- [SHORT PROBLEM]:
Transcribe every line of the listing below without any deviation.

- [THE INPUT]:
-------

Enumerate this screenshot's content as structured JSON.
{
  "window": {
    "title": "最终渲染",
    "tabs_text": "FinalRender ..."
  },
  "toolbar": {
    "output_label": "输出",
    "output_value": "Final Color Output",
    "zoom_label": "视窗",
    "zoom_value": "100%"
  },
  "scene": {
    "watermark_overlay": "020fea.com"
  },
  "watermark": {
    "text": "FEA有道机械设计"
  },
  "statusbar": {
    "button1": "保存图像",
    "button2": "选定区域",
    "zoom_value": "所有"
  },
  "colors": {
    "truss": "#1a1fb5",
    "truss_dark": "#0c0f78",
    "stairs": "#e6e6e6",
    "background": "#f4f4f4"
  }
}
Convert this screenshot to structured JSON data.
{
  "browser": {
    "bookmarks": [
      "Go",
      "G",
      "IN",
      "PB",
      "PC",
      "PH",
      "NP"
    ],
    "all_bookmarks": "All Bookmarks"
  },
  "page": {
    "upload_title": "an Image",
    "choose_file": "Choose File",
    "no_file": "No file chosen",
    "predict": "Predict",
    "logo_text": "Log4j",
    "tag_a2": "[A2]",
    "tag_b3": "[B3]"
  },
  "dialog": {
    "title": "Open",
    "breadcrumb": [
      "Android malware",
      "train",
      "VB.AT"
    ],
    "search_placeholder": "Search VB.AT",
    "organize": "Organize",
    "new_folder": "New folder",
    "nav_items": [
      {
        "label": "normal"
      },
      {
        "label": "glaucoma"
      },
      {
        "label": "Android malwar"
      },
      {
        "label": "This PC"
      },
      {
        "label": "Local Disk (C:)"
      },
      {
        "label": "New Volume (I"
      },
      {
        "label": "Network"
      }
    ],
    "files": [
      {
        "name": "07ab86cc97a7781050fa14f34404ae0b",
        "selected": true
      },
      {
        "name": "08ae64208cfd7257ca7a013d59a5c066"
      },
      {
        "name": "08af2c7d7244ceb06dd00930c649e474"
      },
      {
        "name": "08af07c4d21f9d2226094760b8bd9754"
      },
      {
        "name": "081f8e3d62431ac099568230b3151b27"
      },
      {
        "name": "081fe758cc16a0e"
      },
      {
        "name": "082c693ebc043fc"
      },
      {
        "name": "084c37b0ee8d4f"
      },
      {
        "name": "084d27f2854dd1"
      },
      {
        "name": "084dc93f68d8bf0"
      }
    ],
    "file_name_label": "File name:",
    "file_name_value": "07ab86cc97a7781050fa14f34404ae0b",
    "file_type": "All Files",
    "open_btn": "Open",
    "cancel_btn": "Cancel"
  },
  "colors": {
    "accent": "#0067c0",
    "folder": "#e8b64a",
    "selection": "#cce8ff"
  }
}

-------

- [ANSWER BELOW]:
Enumerate this screenshot's content as structured JSON.
{
  "window": {
    "title": "最终渲染",
    "tabs_text": "FinalRender ..."
  },
  "toolbar": {
    "output_label": "输出",
    "output_value": "Final Color Output",
    "zoom_label": "视窗",
    "zoom_value": "100%"
  },
  "scene": {
    "watermark_overlay": "020fea.com"
  },
  "watermark": {
    "text": "FEA有道机械设计"
  },
  "statusbar": {
    "button1": "保存图像",
    "button2": "选定区域",
    "zoom_value": "所有"
  },
  "colors": {
    "truss": "#1a1fb5",
    "truss_dark": "#0c0f78",
    "stairs": "#e6e6e6",
    "background": "#f4f4f4"
  }
}
Convert this screenshot to structured JSON data.
{
  "browser": {
    "bookmarks": [
      "Go",
      "G",
      "IN",
      "PB",
      "PC",
      "PH",
      "NP"
    ],
    "all_bookmarks": "All Bookmarks"
  },
  "page": {
    "upload_title": "an Image",
    "choose_file": "Choose File",
    "no_file": "No file chosen",
    "predict": "Predict",
    "logo_text": "Log4j",
    "tag_a2": "[A2]",
    "tag_b3": "[B3]"
  },
  "dialog": {
    "title": "Open",
    "breadcrumb": [
      "Android malware",
      "train",
      "VB.AT"
    ],
    "search_placeholder": "Search VB.AT",
    "organize": "Organize",
    "new_folder": "New folder",
    "nav_items": [
      {
        "label": "normal"
      },
      {
        "label": "glaucoma"
      },
      {
        "label": "Android malwar"
      },
      {
        "label": "This PC"
      },
      {
        "label": "Local Disk (C:)"
      },
      {
        "label": "New Volume (I"
      },
      {
        "label": "Network"
      }
    ],
    "files": [
      {
        "name": "07ab86cc97a7781050fa14f34404ae0b",
        "selected": true
      },
      {
        "name": "08ae64208cfd7257ca7a013d59a5c066"
      },
      {
        "name": "08af2c7d7244ceb06dd00930c649e474"
      },
      {
        "name": "08af07c4d21f9d2226094760b8bd9754"
      },
      {
        "name": "081f8e3d62431ac099568230b3151b27"
      },
      {
        "name": "081fe758cc16a0e"
      },
      {
        "name": "082c693ebc043fc"
      },
      {
        "name": "084c37b0ee8d4f"
      },
      {
        "name": "084d27f2854dd1"
      },
      {
        "name": "084dc93f68d8bf0"
      }
    ],
    "file_name_label": "File name:",
    "file_name_value": "07ab86cc97a7781050fa14f34404ae0b",
    "file_type": "All Files",
    "open_btn": "Open",
    "cancel_btn": "Cancel"
  },
  "colors": {
    "accent": "#0067c0",
    "folder": "#e8b64a",
    "selection": "#cce8ff"
  }
}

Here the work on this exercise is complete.